* **WORK REQUIRED**
Without the pictures, copy all the entries below exactly.

** START OF DATA FOR PROCESSING **

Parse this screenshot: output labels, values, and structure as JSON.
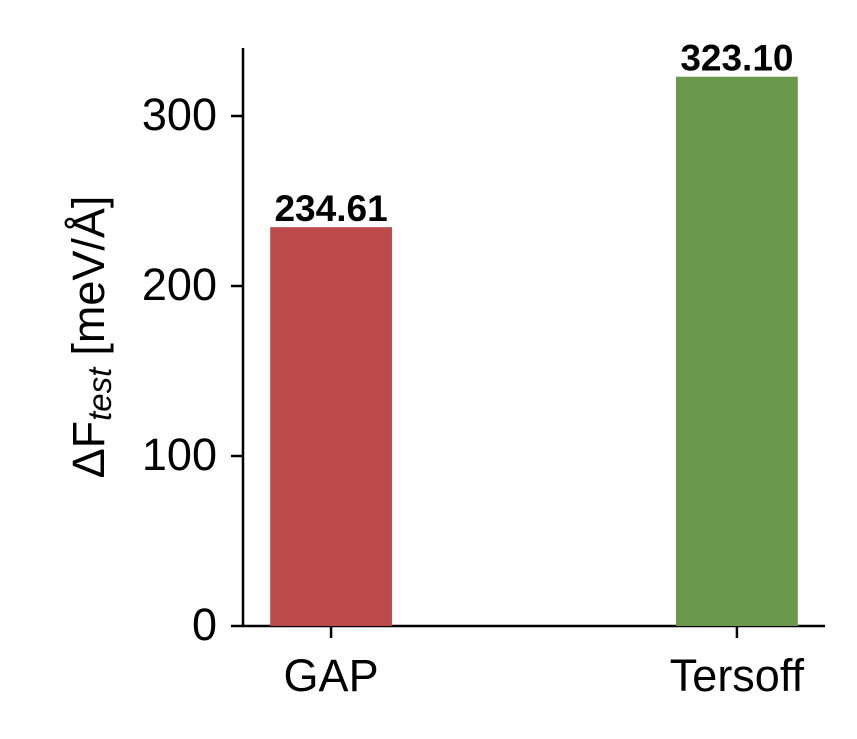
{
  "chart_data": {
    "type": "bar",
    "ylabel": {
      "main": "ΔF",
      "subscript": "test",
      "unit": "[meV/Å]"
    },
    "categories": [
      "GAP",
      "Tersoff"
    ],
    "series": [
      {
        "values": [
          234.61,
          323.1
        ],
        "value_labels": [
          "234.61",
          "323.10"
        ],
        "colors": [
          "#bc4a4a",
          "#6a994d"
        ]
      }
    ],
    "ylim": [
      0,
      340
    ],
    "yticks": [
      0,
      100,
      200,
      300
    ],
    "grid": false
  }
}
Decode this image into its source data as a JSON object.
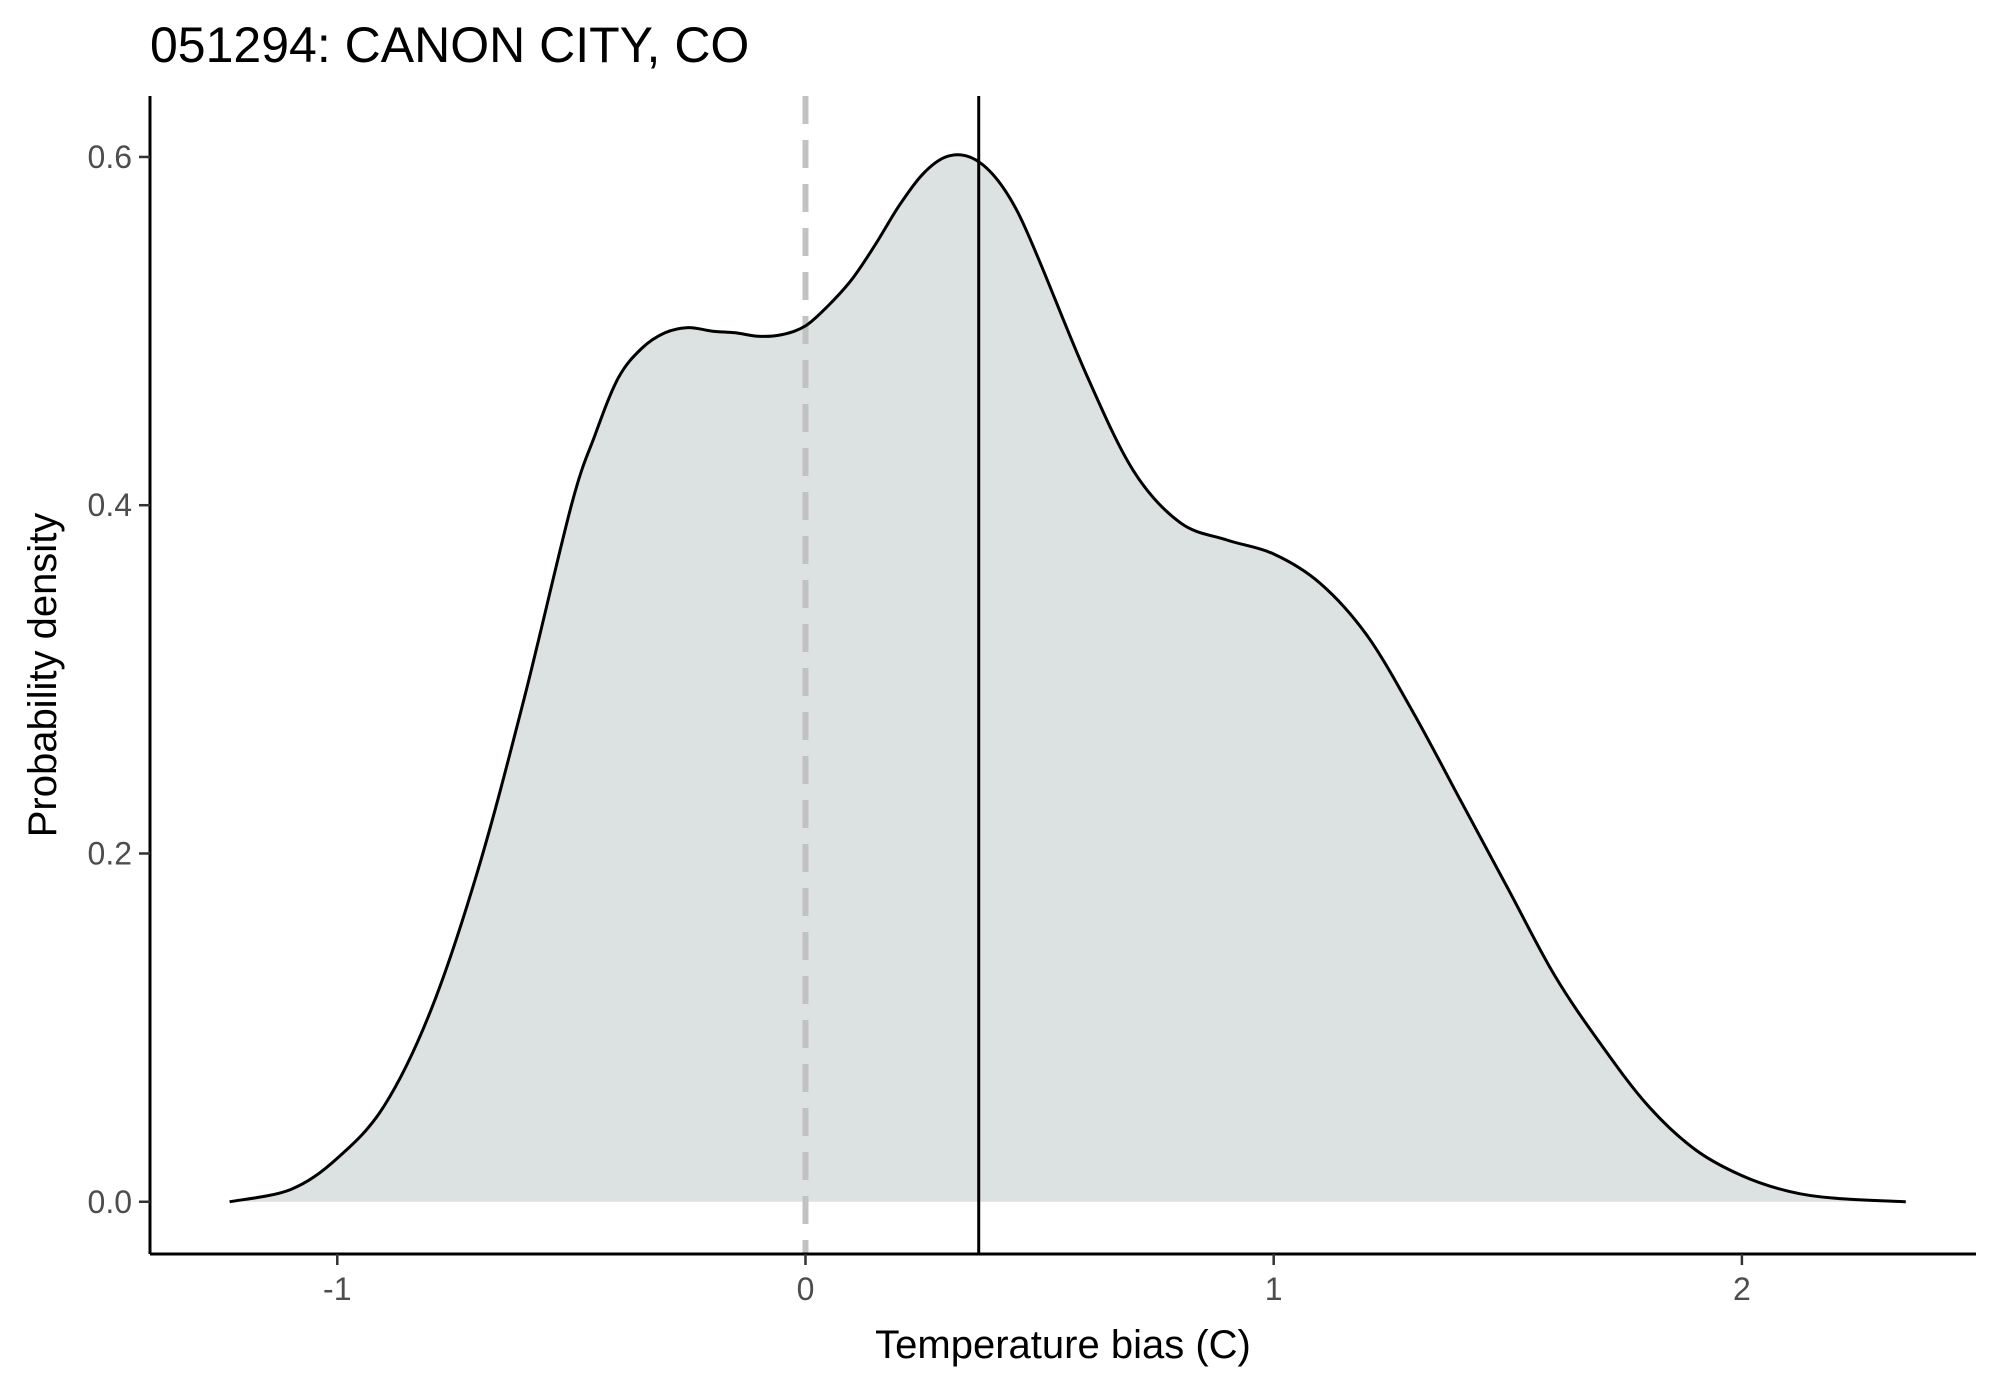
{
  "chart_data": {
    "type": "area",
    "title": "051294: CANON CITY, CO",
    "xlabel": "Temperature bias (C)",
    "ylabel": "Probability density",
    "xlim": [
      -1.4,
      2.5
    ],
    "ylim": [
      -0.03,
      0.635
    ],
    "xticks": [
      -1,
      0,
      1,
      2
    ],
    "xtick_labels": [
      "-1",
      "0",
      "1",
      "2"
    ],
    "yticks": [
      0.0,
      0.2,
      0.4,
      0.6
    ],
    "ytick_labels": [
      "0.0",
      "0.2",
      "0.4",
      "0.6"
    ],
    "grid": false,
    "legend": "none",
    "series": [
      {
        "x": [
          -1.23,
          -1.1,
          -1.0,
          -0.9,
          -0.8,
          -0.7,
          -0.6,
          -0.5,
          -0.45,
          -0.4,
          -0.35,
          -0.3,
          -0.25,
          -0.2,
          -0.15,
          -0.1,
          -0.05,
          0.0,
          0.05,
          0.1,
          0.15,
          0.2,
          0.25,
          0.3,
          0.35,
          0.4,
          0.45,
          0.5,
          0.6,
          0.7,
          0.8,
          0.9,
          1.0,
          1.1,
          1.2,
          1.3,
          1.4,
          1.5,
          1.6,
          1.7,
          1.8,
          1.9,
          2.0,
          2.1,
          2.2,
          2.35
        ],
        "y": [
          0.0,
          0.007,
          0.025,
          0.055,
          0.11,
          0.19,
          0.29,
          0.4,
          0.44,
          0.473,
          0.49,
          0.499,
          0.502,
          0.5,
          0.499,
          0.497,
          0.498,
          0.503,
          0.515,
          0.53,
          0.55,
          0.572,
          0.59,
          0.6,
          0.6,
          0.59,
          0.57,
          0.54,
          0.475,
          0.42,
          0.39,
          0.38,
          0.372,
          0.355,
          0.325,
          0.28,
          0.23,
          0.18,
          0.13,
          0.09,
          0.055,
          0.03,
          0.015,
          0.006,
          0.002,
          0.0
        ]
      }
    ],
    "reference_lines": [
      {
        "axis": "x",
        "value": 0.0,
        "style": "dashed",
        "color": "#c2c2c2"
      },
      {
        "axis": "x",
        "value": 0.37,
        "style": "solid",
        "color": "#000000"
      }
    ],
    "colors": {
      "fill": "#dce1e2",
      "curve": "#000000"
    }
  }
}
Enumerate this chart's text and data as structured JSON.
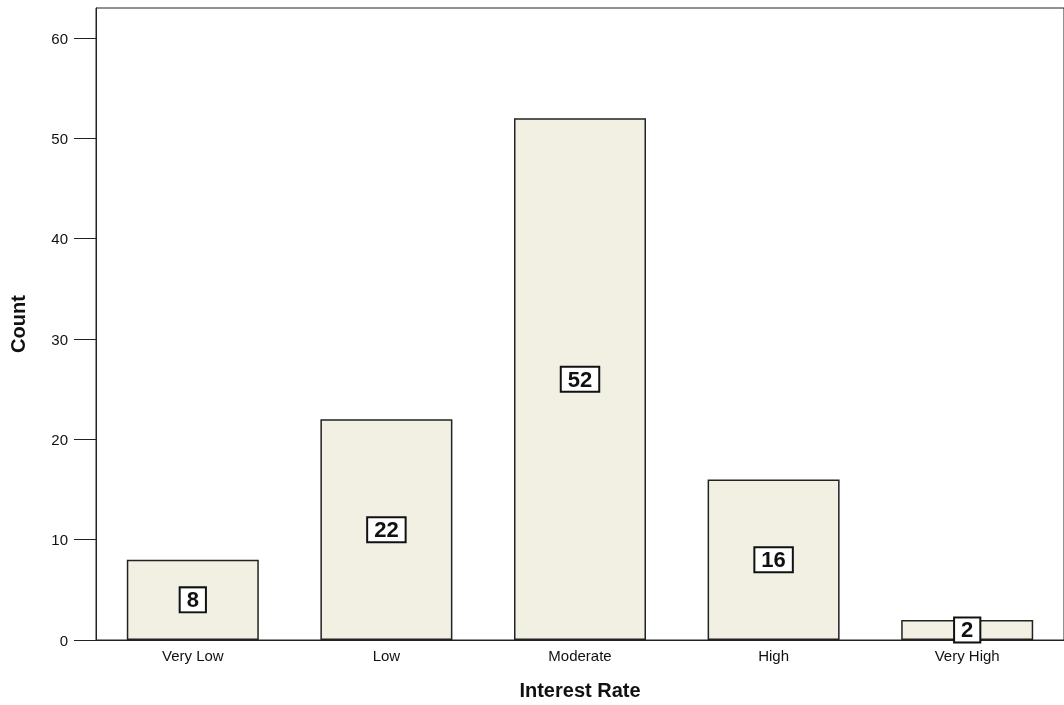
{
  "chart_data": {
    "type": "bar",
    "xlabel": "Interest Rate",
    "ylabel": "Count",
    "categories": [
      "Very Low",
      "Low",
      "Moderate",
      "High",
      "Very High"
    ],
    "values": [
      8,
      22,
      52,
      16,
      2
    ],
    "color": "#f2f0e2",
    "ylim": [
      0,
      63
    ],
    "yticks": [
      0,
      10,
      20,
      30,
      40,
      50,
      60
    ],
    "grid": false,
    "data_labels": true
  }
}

** END OF DATA FOR PROCESSING **

* **RESULT OF THIS TASK**
Parse this screenshot: output labels, values, and structure as JSON.
{
  "chart_data": {
    "type": "bar",
    "ylabel": {
      "main": "ΔF",
      "subscript": "test",
      "unit": "[meV/Å]"
    },
    "categories": [
      "GAP",
      "Tersoff"
    ],
    "series": [
      {
        "values": [
          234.61,
          323.1
        ],
        "value_labels": [
          "234.61",
          "323.10"
        ],
        "colors": [
          "#bc4a4a",
          "#6a994d"
        ]
      }
    ],
    "ylim": [
      0,
      340
    ],
    "yticks": [
      0,
      100,
      200,
      300
    ],
    "grid": false
  }
}
Decode this image into its source data as a JSON object.
{
  "chart_data": {
    "type": "area",
    "title": "051294: CANON CITY, CO",
    "xlabel": "Temperature bias (C)",
    "ylabel": "Probability density",
    "xlim": [
      -1.4,
      2.5
    ],
    "ylim": [
      -0.03,
      0.635
    ],
    "xticks": [
      -1,
      0,
      1,
      2
    ],
    "xtick_labels": [
      "-1",
      "0",
      "1",
      "2"
    ],
    "yticks": [
      0.0,
      0.2,
      0.4,
      0.6
    ],
    "ytick_labels": [
      "0.0",
      "0.2",
      "0.4",
      "0.6"
    ],
    "grid": false,
    "legend": "none",
    "series": [
      {
        "x": [
          -1.23,
          -1.1,
          -1.0,
          -0.9,
          -0.8,
          -0.7,
          -0.6,
          -0.5,
          -0.45,
          -0.4,
          -0.35,
          -0.3,
          -0.25,
          -0.2,
          -0.15,
          -0.1,
          -0.05,
          0.0,
          0.05,
          0.1,
          0.15,
          0.2,
          0.25,
          0.3,
          0.35,
          0.4,
          0.45,
          0.5,
          0.6,
          0.7,
          0.8,
          0.9,
          1.0,
          1.1,
          1.2,
          1.3,
          1.4,
          1.5,
          1.6,
          1.7,
          1.8,
          1.9,
          2.0,
          2.1,
          2.2,
          2.35
        ],
        "y": [
          0.0,
          0.007,
          0.025,
          0.055,
          0.11,
          0.19,
          0.29,
          0.4,
          0.44,
          0.473,
          0.49,
          0.499,
          0.502,
          0.5,
          0.499,
          0.497,
          0.498,
          0.503,
          0.515,
          0.53,
          0.55,
          0.572,
          0.59,
          0.6,
          0.6,
          0.59,
          0.57,
          0.54,
          0.475,
          0.42,
          0.39,
          0.38,
          0.372,
          0.355,
          0.325,
          0.28,
          0.23,
          0.18,
          0.13,
          0.09,
          0.055,
          0.03,
          0.015,
          0.006,
          0.002,
          0.0
        ]
      }
    ],
    "reference_lines": [
      {
        "axis": "x",
        "value": 0.0,
        "style": "dashed",
        "color": "#c2c2c2"
      },
      {
        "axis": "x",
        "value": 0.37,
        "style": "solid",
        "color": "#000000"
      }
    ],
    "colors": {
      "fill": "#dce1e2",
      "curve": "#000000"
    }
  }
}
Enumerate this chart's text and data as structured JSON.
{
  "chart_data": {
    "type": "bar",
    "xlabel": "Interest Rate",
    "ylabel": "Count",
    "categories": [
      "Very Low",
      "Low",
      "Moderate",
      "High",
      "Very High"
    ],
    "values": [
      8,
      22,
      52,
      16,
      2
    ],
    "color": "#f2f0e2",
    "ylim": [
      0,
      63
    ],
    "yticks": [
      0,
      10,
      20,
      30,
      40,
      50,
      60
    ],
    "grid": false,
    "data_labels": true
  }
}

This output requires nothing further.